start
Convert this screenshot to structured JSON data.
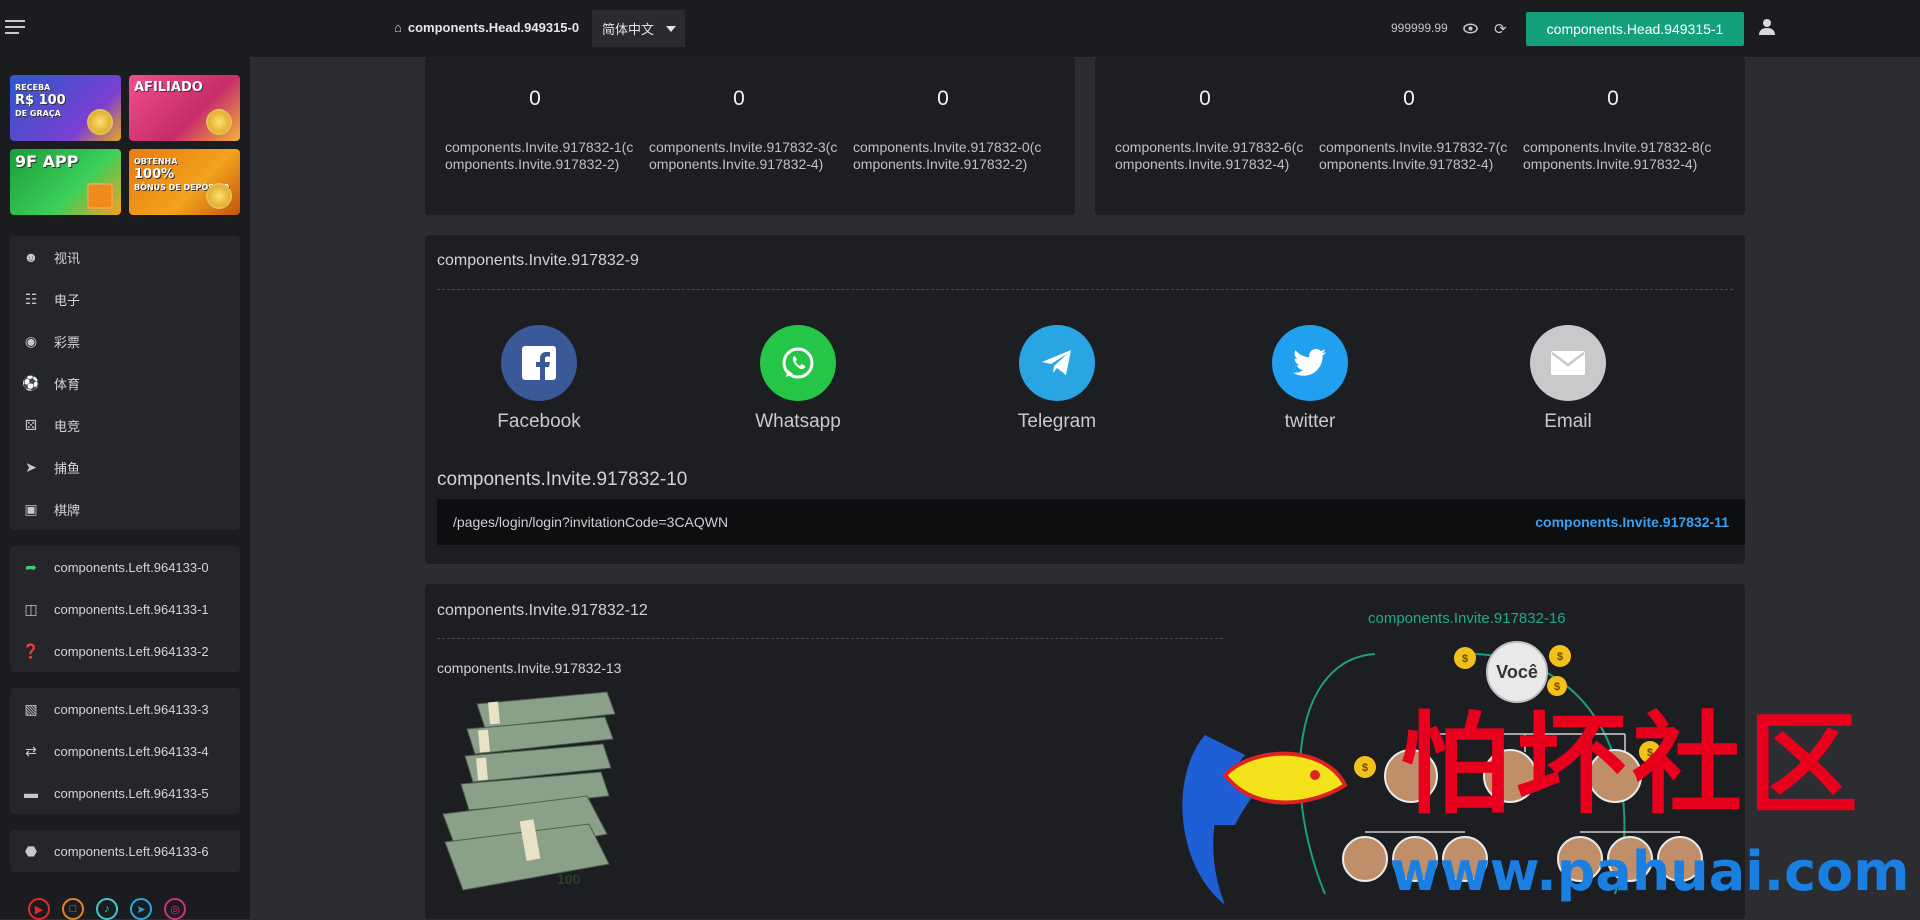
{
  "sidebar": {
    "promos": [
      {
        "top": "RECEBA",
        "main": "R$ 100",
        "sub": "DE GRAÇA"
      },
      {
        "top": "",
        "main": "AFILIADO",
        "sub": ""
      },
      {
        "top": "",
        "main": "9F APP",
        "sub": ""
      },
      {
        "top": "OBTENHA",
        "main": "100%",
        "sub": "BÔNUS DE DEPÓSITO"
      }
    ],
    "games": [
      {
        "label": "视讯",
        "icon": "casino-dealer-icon"
      },
      {
        "label": "电子",
        "icon": "slot-icon"
      },
      {
        "label": "彩票",
        "icon": "lottery-ball-icon"
      },
      {
        "label": "体育",
        "icon": "basketball-icon"
      },
      {
        "label": "电竞",
        "icon": "gamepad-icon"
      },
      {
        "label": "捕鱼",
        "icon": "rocket-icon"
      },
      {
        "label": "棋牌",
        "icon": "cards-icon"
      }
    ],
    "links": [
      {
        "label": "components.Left.964133-0",
        "icon": "share-arrow-icon"
      },
      {
        "label": "components.Left.964133-1",
        "icon": "gift-icon"
      },
      {
        "label": "components.Left.964133-2",
        "icon": "help-icon"
      }
    ],
    "wallet": [
      {
        "label": "components.Left.964133-3",
        "icon": "wallet-icon"
      },
      {
        "label": "components.Left.964133-4",
        "icon": "exchange-icon"
      },
      {
        "label": "components.Left.964133-5",
        "icon": "card-icon"
      }
    ],
    "extra": [
      {
        "label": "components.Left.964133-6",
        "icon": "cube-icon"
      }
    ]
  },
  "header": {
    "breadcrumb": "components.Head.949315-0",
    "language": "简体中文",
    "balance": "999999.99",
    "action_button": "components.Head.949315-1"
  },
  "stats_left": [
    {
      "value": "0",
      "label": "components.Invite.917832-1(components.Invite.917832-2)"
    },
    {
      "value": "0",
      "label": "components.Invite.917832-3(components.Invite.917832-4)"
    },
    {
      "value": "0",
      "label": "components.Invite.917832-0(components.Invite.917832-2)"
    }
  ],
  "stats_right": [
    {
      "value": "0",
      "label": "components.Invite.917832-6(components.Invite.917832-4)"
    },
    {
      "value": "0",
      "label": "components.Invite.917832-7(components.Invite.917832-4)"
    },
    {
      "value": "0",
      "label": "components.Invite.917832-8(components.Invite.917832-4)"
    }
  ],
  "share": {
    "title": "components.Invite.917832-9",
    "targets": [
      {
        "name": "Facebook",
        "color": "#3b5998"
      },
      {
        "name": "Whatsapp",
        "color": "#25c548"
      },
      {
        "name": "Telegram",
        "color": "#2aa5e3"
      },
      {
        "name": "twitter",
        "color": "#21a0ef"
      },
      {
        "name": "Email",
        "color": "#c9c9cc"
      }
    ],
    "link_title": "components.Invite.917832-10",
    "link_url": "/pages/login/login?invitationCode=3CAQWN",
    "copy_label": "components.Invite.917832-11"
  },
  "rewards": {
    "title": "components.Invite.917832-12",
    "subtitle": "components.Invite.917832-13",
    "graph_title": "components.Invite.917832-16",
    "graph_center": "Você"
  },
  "watermark": {
    "text": "怕坏社区",
    "url": "www.pahuai.com"
  },
  "colors": {
    "accent": "#15a07d",
    "link": "#3aa0f0"
  }
}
end
* **Exercise requirements**: Within the entries above, report how many lines include "name", and keep the answer to the number.

* **Final result**: 5